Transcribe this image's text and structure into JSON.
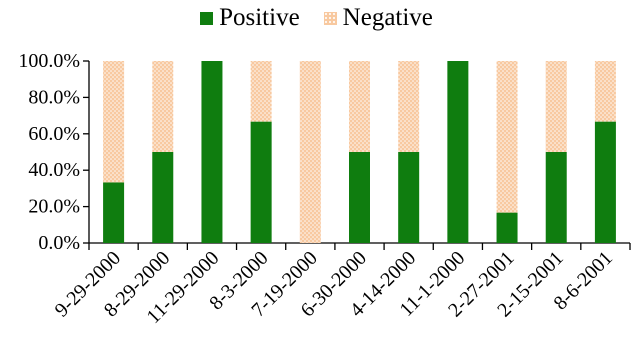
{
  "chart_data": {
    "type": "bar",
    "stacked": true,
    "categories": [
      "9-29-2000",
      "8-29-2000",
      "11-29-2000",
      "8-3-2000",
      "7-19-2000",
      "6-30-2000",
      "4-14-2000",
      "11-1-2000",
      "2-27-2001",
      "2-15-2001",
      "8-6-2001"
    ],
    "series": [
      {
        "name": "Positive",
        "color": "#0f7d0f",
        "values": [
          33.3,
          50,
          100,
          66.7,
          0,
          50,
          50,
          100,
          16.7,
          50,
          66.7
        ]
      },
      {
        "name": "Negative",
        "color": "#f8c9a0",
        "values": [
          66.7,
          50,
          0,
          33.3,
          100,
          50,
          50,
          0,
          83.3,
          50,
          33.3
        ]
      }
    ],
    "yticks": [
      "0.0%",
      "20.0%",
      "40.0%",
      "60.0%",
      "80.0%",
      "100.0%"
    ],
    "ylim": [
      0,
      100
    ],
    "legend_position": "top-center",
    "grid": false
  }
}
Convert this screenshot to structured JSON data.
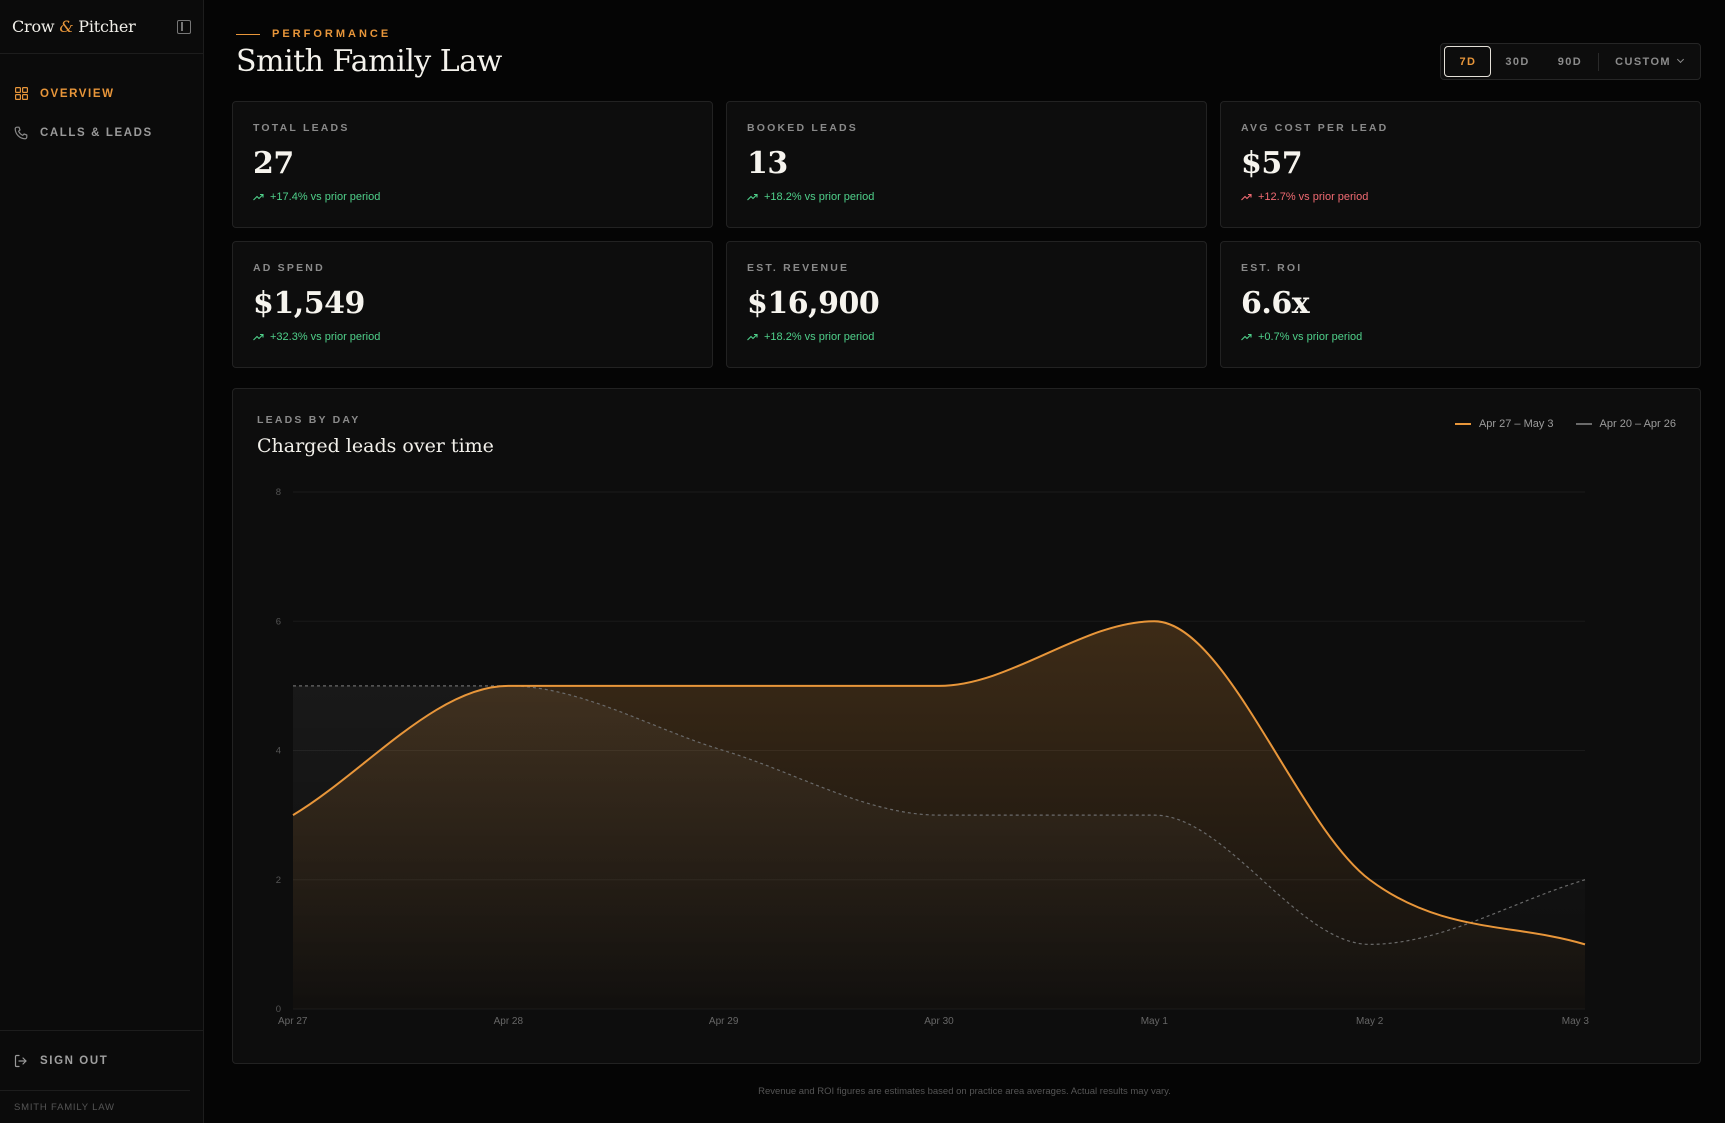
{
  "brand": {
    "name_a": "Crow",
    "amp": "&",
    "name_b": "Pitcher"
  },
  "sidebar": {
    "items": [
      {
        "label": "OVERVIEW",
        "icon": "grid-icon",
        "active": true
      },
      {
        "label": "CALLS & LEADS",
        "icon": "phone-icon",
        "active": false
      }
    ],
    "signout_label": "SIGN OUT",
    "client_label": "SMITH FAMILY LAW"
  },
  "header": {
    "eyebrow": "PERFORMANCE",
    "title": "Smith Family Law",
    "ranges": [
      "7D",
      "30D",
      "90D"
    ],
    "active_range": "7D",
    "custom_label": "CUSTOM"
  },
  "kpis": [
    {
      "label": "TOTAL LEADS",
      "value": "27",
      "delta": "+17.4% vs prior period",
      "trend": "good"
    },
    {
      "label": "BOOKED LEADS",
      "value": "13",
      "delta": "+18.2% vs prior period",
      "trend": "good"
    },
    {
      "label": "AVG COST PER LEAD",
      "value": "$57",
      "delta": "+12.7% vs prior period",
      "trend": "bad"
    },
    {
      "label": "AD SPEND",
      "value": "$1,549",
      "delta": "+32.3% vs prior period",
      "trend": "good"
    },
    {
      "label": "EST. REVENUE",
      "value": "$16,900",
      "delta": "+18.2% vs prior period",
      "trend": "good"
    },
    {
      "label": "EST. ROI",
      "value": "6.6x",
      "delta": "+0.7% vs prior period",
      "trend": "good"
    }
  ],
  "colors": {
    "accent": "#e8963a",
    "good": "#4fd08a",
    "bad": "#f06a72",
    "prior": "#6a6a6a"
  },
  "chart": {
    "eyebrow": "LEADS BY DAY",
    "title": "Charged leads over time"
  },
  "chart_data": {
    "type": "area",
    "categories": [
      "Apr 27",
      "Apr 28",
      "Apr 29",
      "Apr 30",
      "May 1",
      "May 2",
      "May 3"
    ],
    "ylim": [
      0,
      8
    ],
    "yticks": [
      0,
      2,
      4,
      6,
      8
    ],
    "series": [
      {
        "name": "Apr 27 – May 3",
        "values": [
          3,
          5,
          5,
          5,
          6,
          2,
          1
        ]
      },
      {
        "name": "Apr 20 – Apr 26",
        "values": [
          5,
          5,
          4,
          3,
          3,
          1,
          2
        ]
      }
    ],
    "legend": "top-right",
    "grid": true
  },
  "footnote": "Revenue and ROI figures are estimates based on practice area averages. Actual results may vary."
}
= = = =
TASK DETAILS: Repeat each entry exactly as it appears; skip any picture.

IN RESPONSE:
Transcribe this image's text and structure into JSON.
{
  "chart_data": {
    "type": "bar",
    "stacked": true,
    "categories": [
      "9-29-2000",
      "8-29-2000",
      "11-29-2000",
      "8-3-2000",
      "7-19-2000",
      "6-30-2000",
      "4-14-2000",
      "11-1-2000",
      "2-27-2001",
      "2-15-2001",
      "8-6-2001"
    ],
    "series": [
      {
        "name": "Positive",
        "color": "#0f7d0f",
        "values": [
          33.3,
          50,
          100,
          66.7,
          0,
          50,
          50,
          100,
          16.7,
          50,
          66.7
        ]
      },
      {
        "name": "Negative",
        "color": "#f8c9a0",
        "values": [
          66.7,
          50,
          0,
          33.3,
          100,
          50,
          50,
          0,
          83.3,
          50,
          33.3
        ]
      }
    ],
    "yticks": [
      "0.0%",
      "20.0%",
      "40.0%",
      "60.0%",
      "80.0%",
      "100.0%"
    ],
    "ylim": [
      0,
      100
    ],
    "legend_position": "top-center",
    "grid": false
  }
}
Convert this screenshot to structured JSON data.
{
  "brand": {
    "name_a": "Crow",
    "amp": "&",
    "name_b": "Pitcher"
  },
  "sidebar": {
    "items": [
      {
        "label": "OVERVIEW",
        "icon": "grid-icon",
        "active": true
      },
      {
        "label": "CALLS & LEADS",
        "icon": "phone-icon",
        "active": false
      }
    ],
    "signout_label": "SIGN OUT",
    "client_label": "SMITH FAMILY LAW"
  },
  "header": {
    "eyebrow": "PERFORMANCE",
    "title": "Smith Family Law",
    "ranges": [
      "7D",
      "30D",
      "90D"
    ],
    "active_range": "7D",
    "custom_label": "CUSTOM"
  },
  "kpis": [
    {
      "label": "TOTAL LEADS",
      "value": "27",
      "delta": "+17.4% vs prior period",
      "trend": "good"
    },
    {
      "label": "BOOKED LEADS",
      "value": "13",
      "delta": "+18.2% vs prior period",
      "trend": "good"
    },
    {
      "label": "AVG COST PER LEAD",
      "value": "$57",
      "delta": "+12.7% vs prior period",
      "trend": "bad"
    },
    {
      "label": "AD SPEND",
      "value": "$1,549",
      "delta": "+32.3% vs prior period",
      "trend": "good"
    },
    {
      "label": "EST. REVENUE",
      "value": "$16,900",
      "delta": "+18.2% vs prior period",
      "trend": "good"
    },
    {
      "label": "EST. ROI",
      "value": "6.6x",
      "delta": "+0.7% vs prior period",
      "trend": "good"
    }
  ],
  "colors": {
    "accent": "#e8963a",
    "good": "#4fd08a",
    "bad": "#f06a72",
    "prior": "#6a6a6a"
  },
  "chart": {
    "eyebrow": "LEADS BY DAY",
    "title": "Charged leads over time"
  },
  "chart_data": {
    "type": "area",
    "categories": [
      "Apr 27",
      "Apr 28",
      "Apr 29",
      "Apr 30",
      "May 1",
      "May 2",
      "May 3"
    ],
    "ylim": [
      0,
      8
    ],
    "yticks": [
      0,
      2,
      4,
      6,
      8
    ],
    "series": [
      {
        "name": "Apr 27 – May 3",
        "values": [
          3,
          5,
          5,
          5,
          6,
          2,
          1
        ]
      },
      {
        "name": "Apr 20 – Apr 26",
        "values": [
          5,
          5,
          4,
          3,
          3,
          1,
          2
        ]
      }
    ],
    "legend": "top-right",
    "grid": true
  },
  "footnote": "Revenue and ROI figures are estimates based on practice area averages. Actual results may vary."
}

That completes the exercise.